#### Dataset extract
=-=-=
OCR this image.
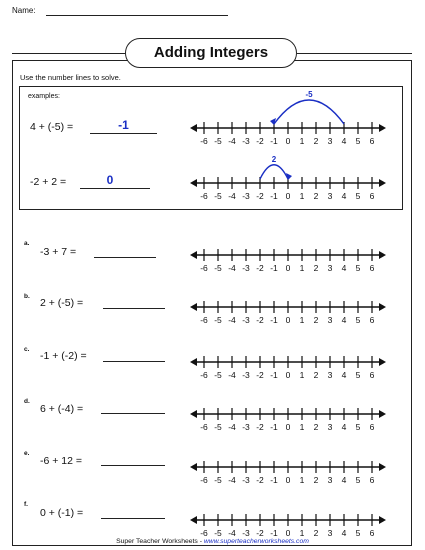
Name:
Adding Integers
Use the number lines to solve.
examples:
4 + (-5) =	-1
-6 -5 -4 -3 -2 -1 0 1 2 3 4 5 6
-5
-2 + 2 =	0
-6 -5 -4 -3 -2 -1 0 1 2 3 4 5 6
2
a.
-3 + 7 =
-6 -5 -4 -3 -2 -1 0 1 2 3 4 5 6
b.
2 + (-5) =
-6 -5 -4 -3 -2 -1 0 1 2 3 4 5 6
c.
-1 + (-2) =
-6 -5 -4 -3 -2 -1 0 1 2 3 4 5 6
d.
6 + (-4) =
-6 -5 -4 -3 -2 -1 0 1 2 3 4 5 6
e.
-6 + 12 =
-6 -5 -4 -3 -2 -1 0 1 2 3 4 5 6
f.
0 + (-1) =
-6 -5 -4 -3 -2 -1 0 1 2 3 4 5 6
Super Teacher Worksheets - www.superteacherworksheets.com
=-=-=
#### Exercise brief
Omit the pictures and restate the rest of the records verbatim.

#### Expected output
OCR this image.
Name:
Adding Integers
Use the number lines to solve.
examples:
4 + (-5) =	-1
-6 -5 -4 -3 -2 -1 0 1 2 3 4 5 6
-5
-2 + 2 =	0
-6 -5 -4 -3 -2 -1 0 1 2 3 4 5 6
2
a.
-3 + 7 =
-6 -5 -4 -3 -2 -1 0 1 2 3 4 5 6
b.
2 + (-5) =
-6 -5 -4 -3 -2 -1 0 1 2 3 4 5 6
c.
-1 + (-2) =
-6 -5 -4 -3 -2 -1 0 1 2 3 4 5 6
d.
6 + (-4) =
-6 -5 -4 -3 -2 -1 0 1 2 3 4 5 6
e.
-6 + 12 =
-6 -5 -4 -3 -2 -1 0 1 2 3 4 5 6
f.
0 + (-1) =
-6 -5 -4 -3 -2 -1 0 1 2 3 4 5 6
Super Teacher Worksheets - www.superteacherworksheets.com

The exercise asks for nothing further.